Collected data:
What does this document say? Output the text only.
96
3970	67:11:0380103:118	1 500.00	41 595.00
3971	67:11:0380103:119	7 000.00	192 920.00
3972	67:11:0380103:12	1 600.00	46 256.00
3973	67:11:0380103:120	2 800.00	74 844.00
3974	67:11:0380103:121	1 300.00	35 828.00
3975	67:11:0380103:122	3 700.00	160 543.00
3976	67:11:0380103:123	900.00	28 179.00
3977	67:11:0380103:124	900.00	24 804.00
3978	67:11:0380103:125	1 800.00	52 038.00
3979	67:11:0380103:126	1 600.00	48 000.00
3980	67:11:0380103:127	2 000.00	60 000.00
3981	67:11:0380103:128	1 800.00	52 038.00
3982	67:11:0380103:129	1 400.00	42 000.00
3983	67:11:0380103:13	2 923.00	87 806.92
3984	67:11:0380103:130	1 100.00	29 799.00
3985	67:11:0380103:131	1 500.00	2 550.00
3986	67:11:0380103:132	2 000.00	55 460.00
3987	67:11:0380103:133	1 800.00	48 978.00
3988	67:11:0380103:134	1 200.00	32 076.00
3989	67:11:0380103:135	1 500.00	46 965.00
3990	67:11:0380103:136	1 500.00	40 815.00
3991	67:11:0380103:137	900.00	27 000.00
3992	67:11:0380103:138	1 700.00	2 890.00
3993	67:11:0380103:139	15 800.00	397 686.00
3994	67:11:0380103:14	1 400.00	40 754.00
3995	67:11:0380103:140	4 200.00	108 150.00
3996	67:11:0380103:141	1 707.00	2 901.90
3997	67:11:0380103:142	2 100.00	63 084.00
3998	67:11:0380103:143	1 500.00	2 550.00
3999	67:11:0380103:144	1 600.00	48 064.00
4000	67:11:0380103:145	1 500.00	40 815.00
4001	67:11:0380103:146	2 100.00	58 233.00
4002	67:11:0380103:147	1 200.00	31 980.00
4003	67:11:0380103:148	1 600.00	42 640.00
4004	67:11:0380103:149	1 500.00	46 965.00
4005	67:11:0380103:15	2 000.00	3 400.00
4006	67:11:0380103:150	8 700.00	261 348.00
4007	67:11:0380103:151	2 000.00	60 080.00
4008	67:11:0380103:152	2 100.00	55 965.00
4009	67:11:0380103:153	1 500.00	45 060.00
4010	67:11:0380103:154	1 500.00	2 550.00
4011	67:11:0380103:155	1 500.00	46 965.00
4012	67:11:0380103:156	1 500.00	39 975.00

Aim of the exercise: Print all of the entries exactly as they appear.

Complete response:
What does this document say? Output the text only.
96
3970	67:11:0380103:118	1 500.00	41 595.00
3971	67:11:0380103:119	7 000.00	192 920.00
3972	67:11:0380103:12	1 600.00	46 256.00
3973	67:11:0380103:120	2 800.00	74 844.00
3974	67:11:0380103:121	1 300.00	35 828.00
3975	67:11:0380103:122	3 700.00	160 543.00
3976	67:11:0380103:123	900.00	28 179.00
3977	67:11:0380103:124	900.00	24 804.00
3978	67:11:0380103:125	1 800.00	52 038.00
3979	67:11:0380103:126	1 600.00	48 000.00
3980	67:11:0380103:127	2 000.00	60 000.00
3981	67:11:0380103:128	1 800.00	52 038.00
3982	67:11:0380103:129	1 400.00	42 000.00
3983	67:11:0380103:13	2 923.00	87 806.92
3984	67:11:0380103:130	1 100.00	29 799.00
3985	67:11:0380103:131	1 500.00	2 550.00
3986	67:11:0380103:132	2 000.00	55 460.00
3987	67:11:0380103:133	1 800.00	48 978.00
3988	67:11:0380103:134	1 200.00	32 076.00
3989	67:11:0380103:135	1 500.00	46 965.00
3990	67:11:0380103:136	1 500.00	40 815.00
3991	67:11:0380103:137	900.00	27 000.00
3992	67:11:0380103:138	1 700.00	2 890.00
3993	67:11:0380103:139	15 800.00	397 686.00
3994	67:11:0380103:14	1 400.00	40 754.00
3995	67:11:0380103:140	4 200.00	108 150.00
3996	67:11:0380103:141	1 707.00	2 901.90
3997	67:11:0380103:142	2 100.00	63 084.00
3998	67:11:0380103:143	1 500.00	2 550.00
3999	67:11:0380103:144	1 600.00	48 064.00
4000	67:11:0380103:145	1 500.00	40 815.00
4001	67:11:0380103:146	2 100.00	58 233.00
4002	67:11:0380103:147	1 200.00	31 980.00
4003	67:11:0380103:148	1 600.00	42 640.00
4004	67:11:0380103:149	1 500.00	46 965.00
4005	67:11:0380103:15	2 000.00	3 400.00
4006	67:11:0380103:150	8 700.00	261 348.00
4007	67:11:0380103:151	2 000.00	60 080.00
4008	67:11:0380103:152	2 100.00	55 965.00
4009	67:11:0380103:153	1 500.00	45 060.00
4010	67:11:0380103:154	1 500.00	2 550.00
4011	67:11:0380103:155	1 500.00	46 965.00
4012	67:11:0380103:156	1 500.00	39 975.00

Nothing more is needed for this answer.